▶ _Testo da analizzare_:
Sullo schermo, però, appare solo l'indicazione Richiesta scaduta. «In questo caso la mia richiesta finisce nel vuoto. Come abbiamo visto prima sul browser, non torna indietro nulla. C'è comunque indicato un numero [195.2.85.157] di fianco all'indirizzo di cui vogliamo verificare lo stato di salute: questo corrisponde al nome del sito stesso. Entrambi, se configurati correttamente, dovrebbero ricondurre allo stesso computer, allo stesso server che ospita le pagine di Hamas. È una sorta di numero di telefono, di numero AVS se vogliamo, dei dispositivi sulla rete internet».
Ognuno ha il suo, quindi. Ma in questo caso? Abbiamo nome, numero, ma niente sito. «Significa che è registrato, ma non è attivo», continua l'esperto. «E da qualche parte, nel mondo, c'è un provider che ha registrato questo nome di dominio (cioè hamas.ps), con questo numero. Possiamo verificarlo tramite il portale Whois Lookup. Che permette di trovare e leggere tutte le informazioni rese pubbliche».

▶ _Righe fornite_:
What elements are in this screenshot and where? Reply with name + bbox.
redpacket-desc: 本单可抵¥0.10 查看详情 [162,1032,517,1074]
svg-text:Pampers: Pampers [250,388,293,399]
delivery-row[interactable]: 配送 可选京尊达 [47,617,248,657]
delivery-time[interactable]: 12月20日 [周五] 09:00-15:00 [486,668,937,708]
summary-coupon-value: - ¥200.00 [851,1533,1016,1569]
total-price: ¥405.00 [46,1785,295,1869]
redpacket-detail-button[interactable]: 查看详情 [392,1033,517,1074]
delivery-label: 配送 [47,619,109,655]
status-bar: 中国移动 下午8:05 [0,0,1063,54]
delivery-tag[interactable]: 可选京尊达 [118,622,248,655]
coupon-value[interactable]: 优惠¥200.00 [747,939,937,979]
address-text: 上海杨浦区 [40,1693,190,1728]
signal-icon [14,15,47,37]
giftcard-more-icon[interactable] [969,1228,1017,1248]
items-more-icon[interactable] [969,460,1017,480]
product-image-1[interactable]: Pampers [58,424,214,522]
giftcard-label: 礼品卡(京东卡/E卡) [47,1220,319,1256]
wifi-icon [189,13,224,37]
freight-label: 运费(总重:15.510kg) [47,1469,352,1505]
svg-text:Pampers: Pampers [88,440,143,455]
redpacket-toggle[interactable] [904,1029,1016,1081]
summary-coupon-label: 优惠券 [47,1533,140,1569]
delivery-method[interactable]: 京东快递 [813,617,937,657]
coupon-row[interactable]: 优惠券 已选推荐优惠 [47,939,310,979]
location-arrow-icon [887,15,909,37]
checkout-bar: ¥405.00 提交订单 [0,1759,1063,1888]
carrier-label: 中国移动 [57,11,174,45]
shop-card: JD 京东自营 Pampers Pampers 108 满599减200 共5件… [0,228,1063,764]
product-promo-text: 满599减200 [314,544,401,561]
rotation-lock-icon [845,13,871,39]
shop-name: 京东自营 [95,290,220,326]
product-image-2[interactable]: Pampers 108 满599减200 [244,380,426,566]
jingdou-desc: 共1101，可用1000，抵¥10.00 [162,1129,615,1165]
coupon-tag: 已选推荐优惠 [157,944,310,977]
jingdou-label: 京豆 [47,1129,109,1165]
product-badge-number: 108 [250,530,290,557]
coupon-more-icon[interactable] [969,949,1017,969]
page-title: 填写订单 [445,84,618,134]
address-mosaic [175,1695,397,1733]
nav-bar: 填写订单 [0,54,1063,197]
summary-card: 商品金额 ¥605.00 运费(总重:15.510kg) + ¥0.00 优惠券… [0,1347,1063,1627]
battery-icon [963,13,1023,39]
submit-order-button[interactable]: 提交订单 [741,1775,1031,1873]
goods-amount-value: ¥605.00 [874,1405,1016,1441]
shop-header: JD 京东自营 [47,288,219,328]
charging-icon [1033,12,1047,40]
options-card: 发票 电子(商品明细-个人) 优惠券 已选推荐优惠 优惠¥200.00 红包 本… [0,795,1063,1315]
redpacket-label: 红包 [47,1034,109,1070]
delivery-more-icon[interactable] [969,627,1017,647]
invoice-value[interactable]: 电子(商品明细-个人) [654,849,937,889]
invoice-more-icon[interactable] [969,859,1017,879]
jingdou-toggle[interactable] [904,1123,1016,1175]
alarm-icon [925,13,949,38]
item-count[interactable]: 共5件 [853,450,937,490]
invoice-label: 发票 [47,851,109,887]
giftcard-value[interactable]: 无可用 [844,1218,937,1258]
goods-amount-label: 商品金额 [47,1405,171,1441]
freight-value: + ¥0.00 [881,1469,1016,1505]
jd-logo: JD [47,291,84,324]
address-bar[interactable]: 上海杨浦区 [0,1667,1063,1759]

▶ _Consegna_: Ricopia tutto il testo da analizzare, parola per parola e senza cambiare nulla.

▶ _Soluzione_:
Sullo schermo, però, appare solo l'indicazione Richiesta scaduta. «In questo caso la mia richiesta finisce nel vuoto. Come abbiamo visto prima sul browser, non torna indietro nulla. C'è comunque indicato un numero [195.2.85.157] di fianco all'indirizzo di cui vogliamo verificare lo stato di salute: questo corrisponde al nome del sito stesso. Entrambi, se configurati correttamente, dovrebbero ricondurre allo stesso computer, allo stesso server che ospita le pagine di Hamas. È una sorta di numero di telefono, di numero AVS se vogliamo, dei dispositivi sulla rete internet».
Ognuno ha il suo, quindi. Ma in questo caso? Abbiamo nome, numero, ma niente sito. «Significa che è registrato, ma non è attivo», continua l'esperto. «E da qualche parte, nel mondo, c'è un provider che ha registrato questo nome di dominio (cioè hamas.ps), con questo numero. Possiamo verificarlo tramite il portale Whois Lookup. Che permette di trovare e leggere tutte le informazioni rese pubbliche».